- **TO BE DONE**:
**A)** Answer these questions using the text on international standards and codes:
(i) Since what year has considerable progress been made in articulating new internationally recognized standards?
(ii) Why are standards for sound economic and financial systems of particular interest to the IMF?
(iii) What do potential investors gain from knowing that a country's economic affairs are conducted in a transparent and predictable way?
**B)** List every area that, according to the text on international standards and codes, the standards specify good ways of carrying out.

- **PROVIDED TEXT**:
<<<<

In the wake of the international financial crises of the 1990s, work has been underway at the IMF and elsewhere to find ways of reducing the risk of future crises. One of the principal tools to accomplish this has been the development of international standards and codes of economic and financial good practice. This work has been going on for some time, going back at least to the 1988 issuance of the Basel Core Principles for Effective Bank Supervision. Indeed, many countries—especially those with developed financial markets—have long had national standards and codes. But since 1997, considerable progress has been made in articulating new standards that are internationally recognized and more widely applicable. At the same time, greater rigor, context, and focus have been added to the implementation and assessment of the standards being developed.
Standards and codes set out what are widely accepted as good principles, practices, or guidelines in a given field. Standards relevant for sound economic and financial systems are of particular interest to the International Monetary Fund (IMF) given its mandate to oversee the international financial system. These standards cover a wide variety of often overlapping and interdependent subjects, specifying good ways of compiling and publicly disseminating economic policies and data (so that people know what is happening in an economy); of regulating financial markets (how to control the risks that banks take with depositors' funds, for example); and of structuring many of the institutions underlying modern markets (like accounting systems).
The work on standards and codes has been given increased impetus over the past three years because they have been seen as a way to reduce risk, and therefore as a way to avoid new international financial crises. However, adherence to standards and codes can also contribute to a national economy's stability and growth. This comes as a result of the increased confidence that potential investors can derive from knowing a country's economic affairs are conducted in the transparent and predictable way called for in the standards.

>>>>

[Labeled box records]
<<<<

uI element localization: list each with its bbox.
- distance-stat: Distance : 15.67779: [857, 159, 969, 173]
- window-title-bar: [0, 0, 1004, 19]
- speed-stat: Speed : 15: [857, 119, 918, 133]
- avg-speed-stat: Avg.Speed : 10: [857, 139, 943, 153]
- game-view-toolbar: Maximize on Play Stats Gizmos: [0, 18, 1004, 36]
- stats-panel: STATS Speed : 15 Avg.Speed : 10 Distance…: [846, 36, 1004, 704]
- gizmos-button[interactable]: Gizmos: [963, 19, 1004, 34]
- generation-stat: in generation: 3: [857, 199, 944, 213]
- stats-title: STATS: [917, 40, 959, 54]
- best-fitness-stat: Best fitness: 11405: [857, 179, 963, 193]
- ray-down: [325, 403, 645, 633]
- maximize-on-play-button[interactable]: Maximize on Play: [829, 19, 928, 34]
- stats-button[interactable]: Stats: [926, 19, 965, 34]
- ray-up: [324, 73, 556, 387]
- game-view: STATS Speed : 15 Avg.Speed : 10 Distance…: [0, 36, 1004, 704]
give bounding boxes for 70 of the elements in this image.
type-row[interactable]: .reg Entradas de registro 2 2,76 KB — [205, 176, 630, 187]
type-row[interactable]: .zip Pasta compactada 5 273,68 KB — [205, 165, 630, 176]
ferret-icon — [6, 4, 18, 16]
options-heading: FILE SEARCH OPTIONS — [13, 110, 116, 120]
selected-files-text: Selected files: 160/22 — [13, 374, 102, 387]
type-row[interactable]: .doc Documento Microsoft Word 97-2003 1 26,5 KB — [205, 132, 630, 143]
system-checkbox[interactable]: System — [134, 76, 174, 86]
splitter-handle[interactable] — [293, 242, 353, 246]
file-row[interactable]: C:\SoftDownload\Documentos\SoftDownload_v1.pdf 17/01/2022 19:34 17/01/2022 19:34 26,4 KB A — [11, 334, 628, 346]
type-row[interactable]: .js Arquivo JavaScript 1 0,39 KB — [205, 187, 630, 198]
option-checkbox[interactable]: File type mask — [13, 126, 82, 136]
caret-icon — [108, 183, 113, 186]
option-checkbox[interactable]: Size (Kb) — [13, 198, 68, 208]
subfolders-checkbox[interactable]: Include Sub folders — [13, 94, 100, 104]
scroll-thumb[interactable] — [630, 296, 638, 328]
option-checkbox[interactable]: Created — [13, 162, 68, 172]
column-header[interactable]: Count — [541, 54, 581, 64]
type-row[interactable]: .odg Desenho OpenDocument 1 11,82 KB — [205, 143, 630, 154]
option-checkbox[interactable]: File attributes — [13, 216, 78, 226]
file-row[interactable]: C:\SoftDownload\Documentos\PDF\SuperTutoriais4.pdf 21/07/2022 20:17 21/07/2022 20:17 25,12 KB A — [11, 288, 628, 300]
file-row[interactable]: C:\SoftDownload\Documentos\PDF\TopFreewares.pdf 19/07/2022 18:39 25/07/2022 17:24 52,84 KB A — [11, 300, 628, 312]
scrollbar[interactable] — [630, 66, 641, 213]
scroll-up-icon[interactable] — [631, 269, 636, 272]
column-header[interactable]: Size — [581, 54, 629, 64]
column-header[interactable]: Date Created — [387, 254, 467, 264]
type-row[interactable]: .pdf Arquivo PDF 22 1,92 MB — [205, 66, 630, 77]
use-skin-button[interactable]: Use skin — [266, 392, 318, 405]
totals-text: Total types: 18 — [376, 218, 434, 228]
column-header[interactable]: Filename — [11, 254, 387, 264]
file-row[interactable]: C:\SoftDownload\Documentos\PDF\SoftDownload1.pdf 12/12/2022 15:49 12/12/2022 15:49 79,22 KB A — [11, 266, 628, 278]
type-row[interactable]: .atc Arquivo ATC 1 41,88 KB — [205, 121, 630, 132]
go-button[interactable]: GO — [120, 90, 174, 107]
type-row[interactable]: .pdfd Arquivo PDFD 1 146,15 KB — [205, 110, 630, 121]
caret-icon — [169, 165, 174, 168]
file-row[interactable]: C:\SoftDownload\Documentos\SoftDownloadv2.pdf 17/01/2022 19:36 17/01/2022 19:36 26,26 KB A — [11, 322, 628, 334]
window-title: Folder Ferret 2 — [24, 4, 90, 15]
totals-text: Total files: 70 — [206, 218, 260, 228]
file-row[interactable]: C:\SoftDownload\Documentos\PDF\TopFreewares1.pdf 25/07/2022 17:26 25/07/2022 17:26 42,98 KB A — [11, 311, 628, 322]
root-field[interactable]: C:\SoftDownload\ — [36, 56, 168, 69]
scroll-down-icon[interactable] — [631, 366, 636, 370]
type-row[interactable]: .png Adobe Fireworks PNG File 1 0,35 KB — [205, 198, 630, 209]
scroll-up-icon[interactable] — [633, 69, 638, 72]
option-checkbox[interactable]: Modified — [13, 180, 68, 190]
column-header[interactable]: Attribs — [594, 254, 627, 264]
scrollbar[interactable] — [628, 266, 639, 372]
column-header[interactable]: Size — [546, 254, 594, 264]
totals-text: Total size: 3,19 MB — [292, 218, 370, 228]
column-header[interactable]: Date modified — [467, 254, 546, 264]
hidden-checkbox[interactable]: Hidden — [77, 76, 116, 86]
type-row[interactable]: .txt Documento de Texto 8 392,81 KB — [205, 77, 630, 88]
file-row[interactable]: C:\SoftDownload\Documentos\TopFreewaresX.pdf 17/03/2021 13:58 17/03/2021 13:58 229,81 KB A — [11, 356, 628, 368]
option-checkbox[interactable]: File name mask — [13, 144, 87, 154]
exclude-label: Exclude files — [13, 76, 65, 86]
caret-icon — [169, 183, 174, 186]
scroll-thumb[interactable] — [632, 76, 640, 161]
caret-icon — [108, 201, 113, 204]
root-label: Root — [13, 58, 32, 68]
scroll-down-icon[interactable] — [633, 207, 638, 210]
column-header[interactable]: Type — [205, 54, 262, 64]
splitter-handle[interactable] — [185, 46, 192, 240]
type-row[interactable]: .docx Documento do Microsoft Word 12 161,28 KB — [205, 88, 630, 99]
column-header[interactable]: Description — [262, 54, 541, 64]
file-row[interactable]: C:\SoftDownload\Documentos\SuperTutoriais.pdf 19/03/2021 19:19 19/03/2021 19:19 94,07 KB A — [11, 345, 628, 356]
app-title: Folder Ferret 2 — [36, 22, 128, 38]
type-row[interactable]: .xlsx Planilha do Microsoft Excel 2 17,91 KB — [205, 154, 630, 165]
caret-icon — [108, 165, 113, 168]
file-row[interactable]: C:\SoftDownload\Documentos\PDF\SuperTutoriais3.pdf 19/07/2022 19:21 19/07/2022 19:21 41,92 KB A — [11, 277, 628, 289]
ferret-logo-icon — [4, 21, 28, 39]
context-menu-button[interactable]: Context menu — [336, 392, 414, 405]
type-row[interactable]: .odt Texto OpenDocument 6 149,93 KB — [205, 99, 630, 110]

>>>>

- **ANSWERS PROVIDED**:
**A)**
(i) Since 1997.
(ii) Because of the IMF's mandate to oversee the international financial system.
(iii) Increased confidence.

**B)**
- Compiling and publicly disseminating economic policies and data
- Regulating financial markets
- Structuring many of the institutions underlying modern markets